Dataset records

>>

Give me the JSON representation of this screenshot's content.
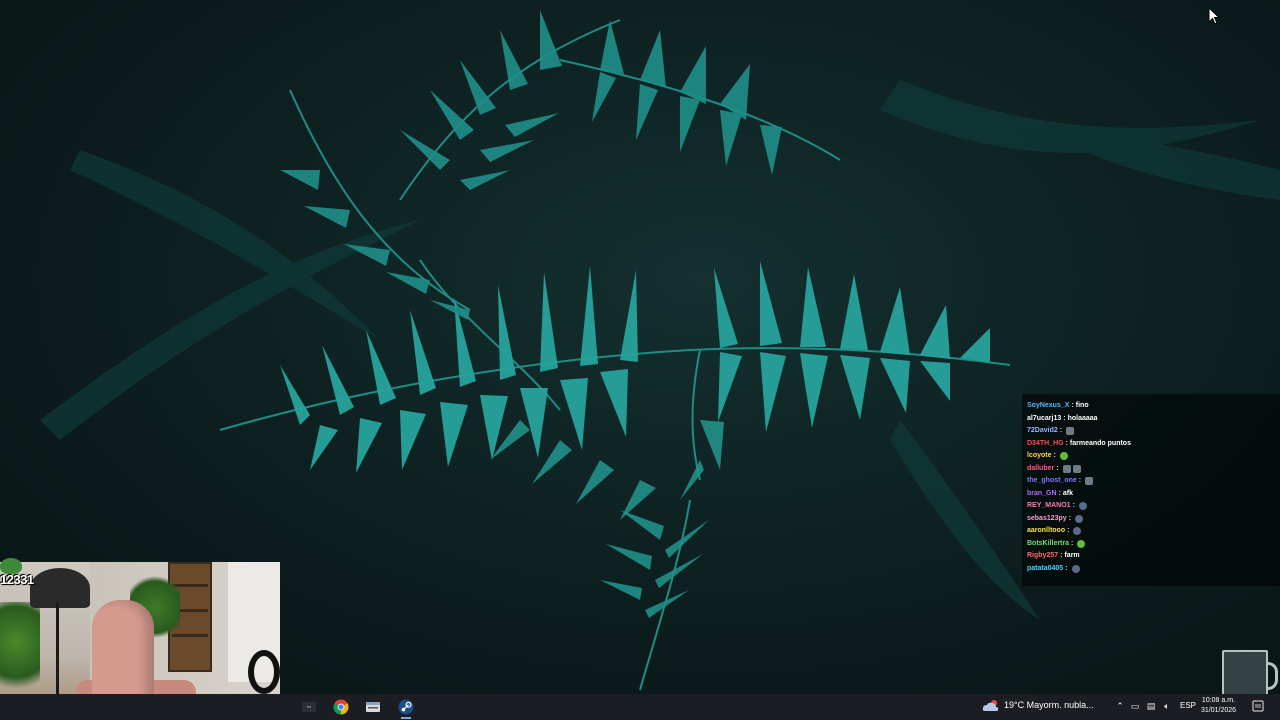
{
  "chat": {
    "messages": [
      {
        "user": "SoyNexus_X",
        "user_color": "#5bb8ff",
        "text": "fino",
        "emotes": []
      },
      {
        "user": "al7ucarj13",
        "user_color": "#ffffff",
        "text": "holaaaaa",
        "emotes": []
      },
      {
        "user": "72David2",
        "user_color": "#9ab4ff",
        "text": "",
        "emotes": [
          "gray"
        ]
      },
      {
        "user": "D34TH_HG",
        "user_color": "#ff4d4d",
        "text": "farmeando puntos",
        "emotes": []
      },
      {
        "user": "lcoyote",
        "user_color": "#ffd34d",
        "text": "",
        "emotes": [
          "green"
        ]
      },
      {
        "user": "dalluber",
        "user_color": "#ff5a8a",
        "text": "",
        "emotes": [
          "gray",
          "gray"
        ]
      },
      {
        "user": "the_ghost_one",
        "user_color": "#7a7aff",
        "text": "",
        "emotes": [
          "gray"
        ]
      },
      {
        "user": "bran_GN",
        "user_color": "#b06bff",
        "text": "afk",
        "emotes": []
      },
      {
        "user": "REY_MANO1",
        "user_color": "#ff7ab6",
        "text": "",
        "emotes": [
          "round"
        ]
      },
      {
        "user": "sebas123py",
        "user_color": "#ff9ad0",
        "text": "",
        "emotes": [
          "round"
        ]
      },
      {
        "user": "aaronlltooo",
        "user_color": "#ffe14d",
        "text": "",
        "emotes": [
          "round"
        ]
      },
      {
        "user": "BotsKillertra",
        "user_color": "#6ee06e",
        "text": "",
        "emotes": [
          "green"
        ]
      },
      {
        "user": "Rigby257",
        "user_color": "#ff6a6a",
        "text": "farm",
        "emotes": []
      },
      {
        "user": "patata0405",
        "user_color": "#4dd2ff",
        "text": "",
        "emotes": [
          "round"
        ]
      }
    ]
  },
  "webcam": {
    "viewer_count": "12331"
  },
  "taskbar": {
    "weather": "19°C  Mayorm. nubla...",
    "language": "ESP",
    "time": "10:08 a.m.",
    "date": "31/01/2026",
    "apps": [
      "stream-deck-icon",
      "chrome-icon",
      "file-manager-icon",
      "steam-icon"
    ]
  },
  "colors": {
    "taskbar_bg": "#1b1d22",
    "fern": "#2aa6a0",
    "wallpaper_dark": "#0b1a1a"
  }
}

<<

### DIRECTION
Identify every line holding the word "icon" and copy it out.

### OUTPUT FOR THIS TASK
      "stream-deck-icon",
      "chrome-icon",
      "file-manager-icon",
      "steam-icon"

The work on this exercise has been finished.